▶ [Quoted text]
Nanoscale Relative Emission Efficiency Mapping Using Cathodoluminescence g(2) Imaging.

Cathodoluminescence (CL) imaging spectroscopy provides two-dimensional optical excitation images of photonic nanostructures with a deep-subwavelength spatial resolution. So far, CL imaging was unable to provide a direct measurement of the excitation and emission probabilities of photonic nanostructures in a spatially resolved manner. Here, we demonstrate that by mapping the cathodoluminescence autocorrelation function g(2) together with the CL spectral distribution the excitation and emission rates can be disentangled at every excitation position. We use InGaN/GaN quantum wells in GaN nanowires with diameters in the range 200-500 nm as a model system to test our new g(2) mapping methodology and find characteristic differences in excitation and emission rates both between wires and within wires. Strong differences in the average CL intensity between the wires are the result of differences in the emission efficiencies. At the highest spatial resolution, intensity variations observed within wires are the result of excitation rates that vary with the nanoscale geometry of the structures. The fact that strong spatial variations observed in the CL intensity are not only uniquely linked to variations in emission efficiency but also linked to excitation efficiency has profound implications for the interpretation of the CL data for nanostructured geometries in general.

▶ [Dataset extract]
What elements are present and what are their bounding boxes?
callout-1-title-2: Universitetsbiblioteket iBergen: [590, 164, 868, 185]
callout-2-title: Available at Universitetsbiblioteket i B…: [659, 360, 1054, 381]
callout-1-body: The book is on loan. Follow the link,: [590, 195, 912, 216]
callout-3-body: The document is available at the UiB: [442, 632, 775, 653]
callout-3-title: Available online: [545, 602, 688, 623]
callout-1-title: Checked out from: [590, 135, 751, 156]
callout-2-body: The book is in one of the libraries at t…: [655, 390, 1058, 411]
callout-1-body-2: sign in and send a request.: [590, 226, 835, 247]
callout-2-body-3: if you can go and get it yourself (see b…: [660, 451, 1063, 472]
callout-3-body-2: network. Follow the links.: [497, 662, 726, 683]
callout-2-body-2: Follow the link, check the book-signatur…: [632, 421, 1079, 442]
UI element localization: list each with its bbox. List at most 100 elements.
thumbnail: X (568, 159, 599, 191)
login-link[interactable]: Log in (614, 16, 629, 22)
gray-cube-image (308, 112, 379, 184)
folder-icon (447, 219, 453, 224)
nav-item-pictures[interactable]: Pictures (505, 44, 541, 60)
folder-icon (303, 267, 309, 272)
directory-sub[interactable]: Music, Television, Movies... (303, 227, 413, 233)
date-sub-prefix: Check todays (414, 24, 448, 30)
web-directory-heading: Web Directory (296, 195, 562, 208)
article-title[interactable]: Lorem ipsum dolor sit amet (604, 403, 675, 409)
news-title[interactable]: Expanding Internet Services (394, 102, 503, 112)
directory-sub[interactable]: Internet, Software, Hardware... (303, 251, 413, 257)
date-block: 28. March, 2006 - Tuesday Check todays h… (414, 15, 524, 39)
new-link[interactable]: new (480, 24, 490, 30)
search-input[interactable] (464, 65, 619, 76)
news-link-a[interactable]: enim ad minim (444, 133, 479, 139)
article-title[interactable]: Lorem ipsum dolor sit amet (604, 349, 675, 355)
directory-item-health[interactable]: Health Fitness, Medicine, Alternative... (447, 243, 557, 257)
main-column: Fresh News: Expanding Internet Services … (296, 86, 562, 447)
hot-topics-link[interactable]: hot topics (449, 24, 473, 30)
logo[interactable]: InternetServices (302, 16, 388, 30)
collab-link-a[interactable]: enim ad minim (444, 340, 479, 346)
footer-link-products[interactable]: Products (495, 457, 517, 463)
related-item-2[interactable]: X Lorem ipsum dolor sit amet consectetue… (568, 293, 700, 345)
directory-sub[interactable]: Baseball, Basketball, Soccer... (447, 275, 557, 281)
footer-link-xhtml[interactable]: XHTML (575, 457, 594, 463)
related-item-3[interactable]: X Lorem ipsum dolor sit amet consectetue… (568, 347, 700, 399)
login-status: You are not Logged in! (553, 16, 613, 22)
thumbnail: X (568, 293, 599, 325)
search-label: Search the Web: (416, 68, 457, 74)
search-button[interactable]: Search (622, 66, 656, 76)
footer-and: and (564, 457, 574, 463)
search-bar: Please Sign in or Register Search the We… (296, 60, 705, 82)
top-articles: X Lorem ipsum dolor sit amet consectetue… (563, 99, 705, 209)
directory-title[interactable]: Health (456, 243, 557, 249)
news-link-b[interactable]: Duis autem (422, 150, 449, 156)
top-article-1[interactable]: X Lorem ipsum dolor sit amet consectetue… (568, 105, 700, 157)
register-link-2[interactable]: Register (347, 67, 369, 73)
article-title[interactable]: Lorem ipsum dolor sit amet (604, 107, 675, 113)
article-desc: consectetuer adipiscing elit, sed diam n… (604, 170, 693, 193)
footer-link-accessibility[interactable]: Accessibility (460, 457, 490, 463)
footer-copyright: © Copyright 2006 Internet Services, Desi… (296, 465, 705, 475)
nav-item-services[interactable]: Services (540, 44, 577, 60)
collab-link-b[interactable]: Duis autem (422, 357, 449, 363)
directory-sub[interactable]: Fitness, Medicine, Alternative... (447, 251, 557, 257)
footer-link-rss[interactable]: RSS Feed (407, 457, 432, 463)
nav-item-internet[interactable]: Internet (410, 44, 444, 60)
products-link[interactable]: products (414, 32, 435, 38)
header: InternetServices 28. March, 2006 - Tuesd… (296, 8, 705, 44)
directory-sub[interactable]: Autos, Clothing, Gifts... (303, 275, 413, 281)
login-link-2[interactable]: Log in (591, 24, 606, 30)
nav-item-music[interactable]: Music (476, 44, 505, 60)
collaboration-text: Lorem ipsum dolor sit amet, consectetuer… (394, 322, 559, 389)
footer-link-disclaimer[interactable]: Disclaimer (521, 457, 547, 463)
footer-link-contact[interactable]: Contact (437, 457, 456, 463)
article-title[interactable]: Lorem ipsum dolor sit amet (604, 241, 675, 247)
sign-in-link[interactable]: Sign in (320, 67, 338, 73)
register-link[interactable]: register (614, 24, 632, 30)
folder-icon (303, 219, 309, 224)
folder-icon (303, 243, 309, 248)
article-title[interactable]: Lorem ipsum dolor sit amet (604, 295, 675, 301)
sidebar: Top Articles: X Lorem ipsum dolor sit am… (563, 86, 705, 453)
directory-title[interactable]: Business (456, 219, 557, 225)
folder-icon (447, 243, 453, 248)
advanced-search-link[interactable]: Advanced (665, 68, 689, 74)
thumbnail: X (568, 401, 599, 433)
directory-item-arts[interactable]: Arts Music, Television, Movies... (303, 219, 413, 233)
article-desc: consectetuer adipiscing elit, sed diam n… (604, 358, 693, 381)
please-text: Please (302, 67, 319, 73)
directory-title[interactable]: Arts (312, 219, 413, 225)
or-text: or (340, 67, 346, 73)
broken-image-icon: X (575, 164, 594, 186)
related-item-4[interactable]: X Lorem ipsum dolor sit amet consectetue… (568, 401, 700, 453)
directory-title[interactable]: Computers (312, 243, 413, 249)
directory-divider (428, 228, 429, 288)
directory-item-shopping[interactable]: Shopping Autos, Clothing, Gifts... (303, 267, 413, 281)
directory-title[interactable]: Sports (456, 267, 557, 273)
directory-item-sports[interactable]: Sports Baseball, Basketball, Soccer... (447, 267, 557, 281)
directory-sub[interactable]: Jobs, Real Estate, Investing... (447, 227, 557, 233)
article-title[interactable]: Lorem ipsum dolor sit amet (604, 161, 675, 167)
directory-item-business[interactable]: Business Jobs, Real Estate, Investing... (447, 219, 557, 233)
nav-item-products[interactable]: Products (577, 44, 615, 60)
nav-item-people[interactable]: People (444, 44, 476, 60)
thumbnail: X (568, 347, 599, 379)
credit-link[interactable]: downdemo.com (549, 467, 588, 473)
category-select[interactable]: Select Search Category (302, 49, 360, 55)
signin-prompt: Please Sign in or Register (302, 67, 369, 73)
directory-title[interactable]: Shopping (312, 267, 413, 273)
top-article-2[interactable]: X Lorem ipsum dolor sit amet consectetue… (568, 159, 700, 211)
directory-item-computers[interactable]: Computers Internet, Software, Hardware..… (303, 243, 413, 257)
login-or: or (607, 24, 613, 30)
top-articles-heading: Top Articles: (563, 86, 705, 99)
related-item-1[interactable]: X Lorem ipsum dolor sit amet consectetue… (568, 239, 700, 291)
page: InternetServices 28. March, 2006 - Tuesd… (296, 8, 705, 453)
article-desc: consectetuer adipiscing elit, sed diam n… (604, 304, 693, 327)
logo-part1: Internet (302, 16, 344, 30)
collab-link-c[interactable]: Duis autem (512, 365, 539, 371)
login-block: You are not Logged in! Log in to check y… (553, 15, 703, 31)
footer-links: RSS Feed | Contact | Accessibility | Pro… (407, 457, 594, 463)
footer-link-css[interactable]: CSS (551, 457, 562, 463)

▶ [Things to do]
(a) According to the cathodoluminescence abstract, what range of diameters do the GaN nanowires have?
(b) Copy the lines of the records starting at the beginning of the records and ending at the line that contains "callout-2-body-2: Follow the", including both ends.

▶ [Responses by task]
(a) 200-500 nm

(b)
What elements are present and what are their bounding boxes?
callout-1-title-2: Universitetsbiblioteket iBergen: [590, 164, 868, 185]
callout-2-title: Available at Universitetsbiblioteket i B…: [659, 360, 1054, 381]
callout-1-body: The book is on loan. Follow the link,: [590, 195, 912, 216]
callout-3-body: The document is available at the UiB: [442, 632, 775, 653]
callout-3-title: Available online: [545, 602, 688, 623]
callout-1-title: Checked out from: [590, 135, 751, 156]
callout-2-body: The book is in one of the libraries at t…: [655, 390, 1058, 411]
callout-1-body-2: sign in and send a request.: [590, 226, 835, 247]
callout-2-body-3: if you can go and get it yourself (see b…: [660, 451, 1063, 472]
callout-3-body-2: network. Follow the links.: [497, 662, 726, 683]
callout-2-body-2: Follow the link, check the book-signatur…: [632, 421, 1079, 442]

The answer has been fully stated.